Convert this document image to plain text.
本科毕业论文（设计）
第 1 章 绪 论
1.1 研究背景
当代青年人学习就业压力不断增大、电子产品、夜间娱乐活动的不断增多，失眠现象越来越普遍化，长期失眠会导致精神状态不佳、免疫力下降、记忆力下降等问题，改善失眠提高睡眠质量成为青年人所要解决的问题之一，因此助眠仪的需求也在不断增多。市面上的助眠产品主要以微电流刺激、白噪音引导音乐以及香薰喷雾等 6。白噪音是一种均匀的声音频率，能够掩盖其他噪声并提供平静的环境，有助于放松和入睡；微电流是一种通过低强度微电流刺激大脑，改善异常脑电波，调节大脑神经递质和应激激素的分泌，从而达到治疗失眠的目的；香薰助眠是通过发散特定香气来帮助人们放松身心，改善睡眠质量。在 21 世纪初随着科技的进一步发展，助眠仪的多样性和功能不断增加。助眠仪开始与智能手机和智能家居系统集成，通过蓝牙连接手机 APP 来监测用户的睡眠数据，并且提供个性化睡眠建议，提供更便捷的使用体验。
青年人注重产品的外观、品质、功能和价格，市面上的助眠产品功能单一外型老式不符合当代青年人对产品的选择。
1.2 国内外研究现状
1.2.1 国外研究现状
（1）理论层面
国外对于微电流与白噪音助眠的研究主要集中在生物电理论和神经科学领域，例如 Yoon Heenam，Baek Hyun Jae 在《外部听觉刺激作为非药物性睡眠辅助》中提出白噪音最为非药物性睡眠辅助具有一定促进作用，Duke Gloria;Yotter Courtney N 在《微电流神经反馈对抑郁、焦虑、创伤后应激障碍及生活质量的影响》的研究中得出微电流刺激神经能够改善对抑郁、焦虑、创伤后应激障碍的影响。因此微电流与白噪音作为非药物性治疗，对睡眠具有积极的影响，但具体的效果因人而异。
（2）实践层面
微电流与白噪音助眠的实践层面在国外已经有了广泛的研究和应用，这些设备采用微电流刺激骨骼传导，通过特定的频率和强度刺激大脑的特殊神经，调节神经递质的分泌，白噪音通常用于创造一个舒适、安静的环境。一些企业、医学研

**WHAT THIS TASK INVOLVES**
Write out the full listing exactly as given.

**OUTPUT BELOW**
Convert this document image to plain text.
本科毕业论文（设计）
第 1 章 绪 论
1.1 研究背景
当代青年人学习就业压力不断增大、电子产品、夜间娱乐活动的不断增多，失眠现象越来越普遍化，长期失眠会导致精神状态不佳、免疫力下降、记忆力下降等问题，改善失眠提高睡眠质量成为青年人所要解决的问题之一，因此助眠仪的需求也在不断增多。市面上的助眠产品主要以微电流刺激、白噪音引导音乐以及香薰喷雾等 6。白噪音是一种均匀的声音频率，能够掩盖其他噪声并提供平静的环境，有助于放松和入睡；微电流是一种通过低强度微电流刺激大脑，改善异常脑电波，调节大脑神经递质和应激激素的分泌，从而达到治疗失眠的目的；香薰助眠是通过发散特定香气来帮助人们放松身心，改善睡眠质量。在 21 世纪初随着科技的进一步发展，助眠仪的多样性和功能不断增加。助眠仪开始与智能手机和智能家居系统集成，通过蓝牙连接手机 APP 来监测用户的睡眠数据，并且提供个性化睡眠建议，提供更便捷的使用体验。
青年人注重产品的外观、品质、功能和价格，市面上的助眠产品功能单一外型老式不符合当代青年人对产品的选择。
1.2 国内外研究现状
1.2.1 国外研究现状
（1）理论层面
国外对于微电流与白噪音助眠的研究主要集中在生物电理论和神经科学领域，例如 Yoon Heenam，Baek Hyun Jae 在《外部听觉刺激作为非药物性睡眠辅助》中提出白噪音最为非药物性睡眠辅助具有一定促进作用，Duke Gloria;Yotter Courtney N 在《微电流神经反馈对抑郁、焦虑、创伤后应激障碍及生活质量的影响》的研究中得出微电流刺激神经能够改善对抑郁、焦虑、创伤后应激障碍的影响。因此微电流与白噪音作为非药物性治疗，对睡眠具有积极的影响，但具体的效果因人而异。
（2）实践层面
微电流与白噪音助眠的实践层面在国外已经有了广泛的研究和应用，这些设备采用微电流刺激骨骼传导，通过特定的频率和强度刺激大脑的特殊神经，调节神经递质的分泌，白噪音通常用于创造一个舒适、安静的环境。一些企业、医学研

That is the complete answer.